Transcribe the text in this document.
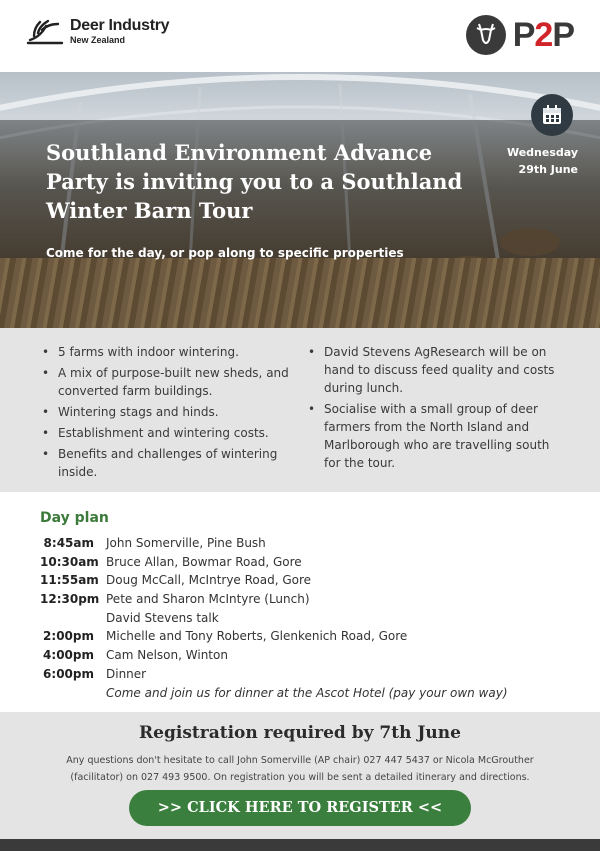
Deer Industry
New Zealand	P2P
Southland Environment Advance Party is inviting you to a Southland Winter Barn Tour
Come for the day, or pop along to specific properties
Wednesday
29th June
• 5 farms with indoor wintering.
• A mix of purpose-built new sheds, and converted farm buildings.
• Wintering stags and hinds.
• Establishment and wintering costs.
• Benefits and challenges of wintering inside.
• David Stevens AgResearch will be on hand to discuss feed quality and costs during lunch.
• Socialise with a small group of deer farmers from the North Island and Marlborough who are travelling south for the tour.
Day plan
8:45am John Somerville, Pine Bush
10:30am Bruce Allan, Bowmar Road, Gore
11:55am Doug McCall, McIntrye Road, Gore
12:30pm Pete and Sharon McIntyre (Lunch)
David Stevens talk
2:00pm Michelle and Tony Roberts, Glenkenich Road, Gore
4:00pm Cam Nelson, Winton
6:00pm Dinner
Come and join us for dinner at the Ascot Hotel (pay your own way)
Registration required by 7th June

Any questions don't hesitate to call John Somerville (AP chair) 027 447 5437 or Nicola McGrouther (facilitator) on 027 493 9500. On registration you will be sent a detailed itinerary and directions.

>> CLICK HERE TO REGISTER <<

...

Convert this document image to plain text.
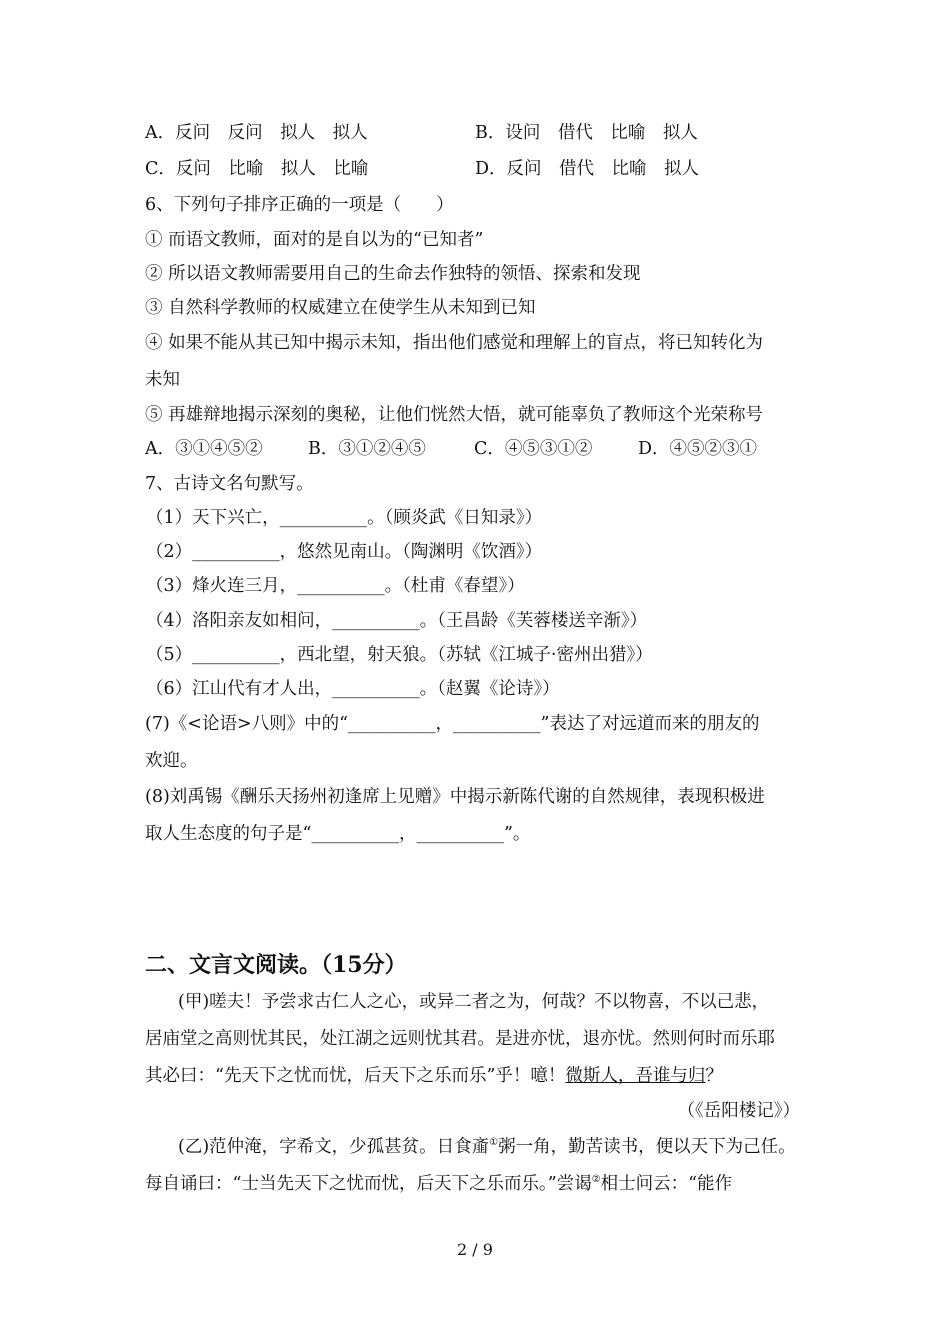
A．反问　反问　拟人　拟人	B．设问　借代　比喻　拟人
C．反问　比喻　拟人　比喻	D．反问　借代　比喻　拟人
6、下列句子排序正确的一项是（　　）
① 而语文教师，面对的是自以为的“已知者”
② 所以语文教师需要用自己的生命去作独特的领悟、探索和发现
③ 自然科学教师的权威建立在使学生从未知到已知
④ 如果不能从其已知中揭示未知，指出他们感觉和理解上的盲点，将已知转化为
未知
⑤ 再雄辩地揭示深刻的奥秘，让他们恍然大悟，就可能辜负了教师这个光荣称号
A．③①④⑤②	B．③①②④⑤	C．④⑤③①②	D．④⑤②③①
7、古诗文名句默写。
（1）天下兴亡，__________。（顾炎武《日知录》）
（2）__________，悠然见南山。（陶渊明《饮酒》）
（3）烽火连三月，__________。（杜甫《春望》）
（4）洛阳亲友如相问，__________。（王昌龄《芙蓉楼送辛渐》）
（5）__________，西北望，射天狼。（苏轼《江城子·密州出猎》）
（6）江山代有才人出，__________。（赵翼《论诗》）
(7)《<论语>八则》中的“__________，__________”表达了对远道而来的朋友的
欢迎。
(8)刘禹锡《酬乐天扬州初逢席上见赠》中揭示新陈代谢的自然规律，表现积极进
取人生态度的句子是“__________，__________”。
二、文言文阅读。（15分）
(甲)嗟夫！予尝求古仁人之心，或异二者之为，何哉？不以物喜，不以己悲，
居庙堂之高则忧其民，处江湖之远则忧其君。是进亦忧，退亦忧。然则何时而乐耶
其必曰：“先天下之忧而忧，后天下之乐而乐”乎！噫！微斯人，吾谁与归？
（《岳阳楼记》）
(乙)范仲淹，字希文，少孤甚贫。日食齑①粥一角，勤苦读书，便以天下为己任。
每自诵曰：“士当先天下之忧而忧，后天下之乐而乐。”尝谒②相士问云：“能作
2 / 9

- Job:
Find how many lines of the material carry the string "Gore". Only the number should be in the answer.

- Result for this task:
3